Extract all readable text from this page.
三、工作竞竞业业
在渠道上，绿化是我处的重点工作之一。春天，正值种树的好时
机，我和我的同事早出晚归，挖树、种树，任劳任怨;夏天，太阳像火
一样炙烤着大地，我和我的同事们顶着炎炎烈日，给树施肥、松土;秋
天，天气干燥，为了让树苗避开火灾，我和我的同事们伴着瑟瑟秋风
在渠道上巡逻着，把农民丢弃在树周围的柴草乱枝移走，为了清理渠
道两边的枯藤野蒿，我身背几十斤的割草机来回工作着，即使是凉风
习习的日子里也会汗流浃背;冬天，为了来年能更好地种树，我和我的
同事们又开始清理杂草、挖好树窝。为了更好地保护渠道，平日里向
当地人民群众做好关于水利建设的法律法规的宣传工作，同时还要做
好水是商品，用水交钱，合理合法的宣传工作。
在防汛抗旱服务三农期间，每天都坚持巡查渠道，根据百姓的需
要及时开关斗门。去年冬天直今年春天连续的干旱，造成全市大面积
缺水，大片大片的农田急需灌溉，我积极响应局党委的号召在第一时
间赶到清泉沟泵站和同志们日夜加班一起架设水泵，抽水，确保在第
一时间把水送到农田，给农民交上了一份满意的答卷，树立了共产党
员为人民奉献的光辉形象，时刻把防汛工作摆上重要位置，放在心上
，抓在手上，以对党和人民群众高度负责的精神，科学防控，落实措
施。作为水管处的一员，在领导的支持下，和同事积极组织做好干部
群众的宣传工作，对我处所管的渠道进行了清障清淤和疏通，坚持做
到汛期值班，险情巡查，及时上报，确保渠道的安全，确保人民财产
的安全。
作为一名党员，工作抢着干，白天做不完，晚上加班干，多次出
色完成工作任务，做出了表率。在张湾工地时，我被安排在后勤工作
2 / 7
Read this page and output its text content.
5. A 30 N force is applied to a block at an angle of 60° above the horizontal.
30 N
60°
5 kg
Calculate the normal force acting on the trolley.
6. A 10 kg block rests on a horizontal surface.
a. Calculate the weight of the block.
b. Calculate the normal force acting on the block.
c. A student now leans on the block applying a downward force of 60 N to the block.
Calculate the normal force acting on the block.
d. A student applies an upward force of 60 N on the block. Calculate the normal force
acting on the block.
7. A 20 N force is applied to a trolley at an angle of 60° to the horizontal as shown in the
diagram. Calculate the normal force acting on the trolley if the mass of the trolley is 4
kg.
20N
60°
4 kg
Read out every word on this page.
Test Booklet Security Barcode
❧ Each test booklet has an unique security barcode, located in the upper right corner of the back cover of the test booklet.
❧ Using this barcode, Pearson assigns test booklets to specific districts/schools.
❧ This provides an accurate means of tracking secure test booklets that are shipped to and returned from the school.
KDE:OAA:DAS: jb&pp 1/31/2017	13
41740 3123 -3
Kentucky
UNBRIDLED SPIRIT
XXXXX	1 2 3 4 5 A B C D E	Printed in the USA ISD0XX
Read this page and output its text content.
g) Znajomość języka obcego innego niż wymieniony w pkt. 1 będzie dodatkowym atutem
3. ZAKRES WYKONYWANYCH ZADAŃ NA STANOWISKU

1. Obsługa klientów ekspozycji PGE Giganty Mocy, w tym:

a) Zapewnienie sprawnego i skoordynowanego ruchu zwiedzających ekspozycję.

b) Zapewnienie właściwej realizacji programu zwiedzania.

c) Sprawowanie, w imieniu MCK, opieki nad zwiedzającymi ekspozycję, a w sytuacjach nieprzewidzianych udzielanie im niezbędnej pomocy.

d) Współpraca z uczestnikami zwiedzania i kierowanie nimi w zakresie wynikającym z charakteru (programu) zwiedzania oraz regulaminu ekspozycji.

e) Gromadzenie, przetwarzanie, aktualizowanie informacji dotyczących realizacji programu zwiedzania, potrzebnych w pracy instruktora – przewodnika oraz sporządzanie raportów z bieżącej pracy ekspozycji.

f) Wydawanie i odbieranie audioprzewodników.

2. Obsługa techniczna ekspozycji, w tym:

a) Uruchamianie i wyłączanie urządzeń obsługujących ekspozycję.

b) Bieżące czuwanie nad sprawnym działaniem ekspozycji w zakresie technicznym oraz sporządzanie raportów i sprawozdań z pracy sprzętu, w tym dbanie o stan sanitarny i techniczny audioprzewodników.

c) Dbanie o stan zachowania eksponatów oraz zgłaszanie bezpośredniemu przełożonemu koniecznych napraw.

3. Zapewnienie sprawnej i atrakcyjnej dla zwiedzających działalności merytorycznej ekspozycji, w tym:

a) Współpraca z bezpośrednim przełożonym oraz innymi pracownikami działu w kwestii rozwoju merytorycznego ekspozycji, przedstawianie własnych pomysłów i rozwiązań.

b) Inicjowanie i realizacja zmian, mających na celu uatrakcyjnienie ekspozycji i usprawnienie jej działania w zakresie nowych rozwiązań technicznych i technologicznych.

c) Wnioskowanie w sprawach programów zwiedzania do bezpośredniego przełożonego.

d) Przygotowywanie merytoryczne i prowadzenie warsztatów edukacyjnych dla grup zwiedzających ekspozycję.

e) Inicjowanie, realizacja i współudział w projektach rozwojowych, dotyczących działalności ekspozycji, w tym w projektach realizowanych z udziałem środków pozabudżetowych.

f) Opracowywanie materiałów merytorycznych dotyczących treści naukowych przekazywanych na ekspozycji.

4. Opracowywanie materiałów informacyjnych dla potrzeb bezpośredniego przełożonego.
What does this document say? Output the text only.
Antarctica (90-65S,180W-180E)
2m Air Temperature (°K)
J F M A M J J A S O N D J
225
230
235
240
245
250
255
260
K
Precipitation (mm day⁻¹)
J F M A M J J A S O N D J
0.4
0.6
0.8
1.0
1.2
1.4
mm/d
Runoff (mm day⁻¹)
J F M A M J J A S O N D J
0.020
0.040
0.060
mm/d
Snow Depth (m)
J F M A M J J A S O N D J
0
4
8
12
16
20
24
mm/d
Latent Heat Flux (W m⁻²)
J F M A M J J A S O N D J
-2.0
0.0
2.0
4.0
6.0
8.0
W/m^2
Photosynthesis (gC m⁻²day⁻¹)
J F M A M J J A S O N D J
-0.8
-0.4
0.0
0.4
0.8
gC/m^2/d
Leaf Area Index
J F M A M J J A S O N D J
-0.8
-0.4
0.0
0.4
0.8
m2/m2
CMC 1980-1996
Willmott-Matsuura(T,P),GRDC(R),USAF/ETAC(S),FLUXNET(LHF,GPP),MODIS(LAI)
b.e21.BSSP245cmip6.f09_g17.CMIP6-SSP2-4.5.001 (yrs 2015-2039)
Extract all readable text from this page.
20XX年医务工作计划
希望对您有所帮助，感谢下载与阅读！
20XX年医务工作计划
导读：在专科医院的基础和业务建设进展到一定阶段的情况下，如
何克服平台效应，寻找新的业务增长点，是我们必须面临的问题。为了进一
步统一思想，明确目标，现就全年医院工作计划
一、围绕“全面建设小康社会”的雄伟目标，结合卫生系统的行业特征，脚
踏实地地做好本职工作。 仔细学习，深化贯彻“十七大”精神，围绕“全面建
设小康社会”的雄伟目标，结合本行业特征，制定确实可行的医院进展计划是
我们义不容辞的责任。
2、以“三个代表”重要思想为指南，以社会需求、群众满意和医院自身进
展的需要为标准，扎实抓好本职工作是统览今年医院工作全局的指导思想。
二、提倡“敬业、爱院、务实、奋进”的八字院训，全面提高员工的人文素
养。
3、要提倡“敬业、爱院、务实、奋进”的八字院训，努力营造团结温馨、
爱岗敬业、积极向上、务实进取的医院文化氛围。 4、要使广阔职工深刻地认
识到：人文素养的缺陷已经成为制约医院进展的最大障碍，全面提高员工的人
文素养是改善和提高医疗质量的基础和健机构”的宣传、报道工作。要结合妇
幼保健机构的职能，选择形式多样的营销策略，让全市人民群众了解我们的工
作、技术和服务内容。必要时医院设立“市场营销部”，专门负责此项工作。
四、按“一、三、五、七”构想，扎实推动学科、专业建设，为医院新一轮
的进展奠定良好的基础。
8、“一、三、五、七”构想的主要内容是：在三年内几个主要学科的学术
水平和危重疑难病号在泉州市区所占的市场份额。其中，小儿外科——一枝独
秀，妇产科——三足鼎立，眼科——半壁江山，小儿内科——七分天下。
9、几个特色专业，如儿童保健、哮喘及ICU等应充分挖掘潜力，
• • •
Return every line above in which the string "przełożonego" occurs.

c) Wnioskowanie w sprawach programów zwiedzania do bezpośredniego przełożonego.
4. Opracowywanie materiałów informacyjnych dla potrzeb bezpośredniego przełożonego.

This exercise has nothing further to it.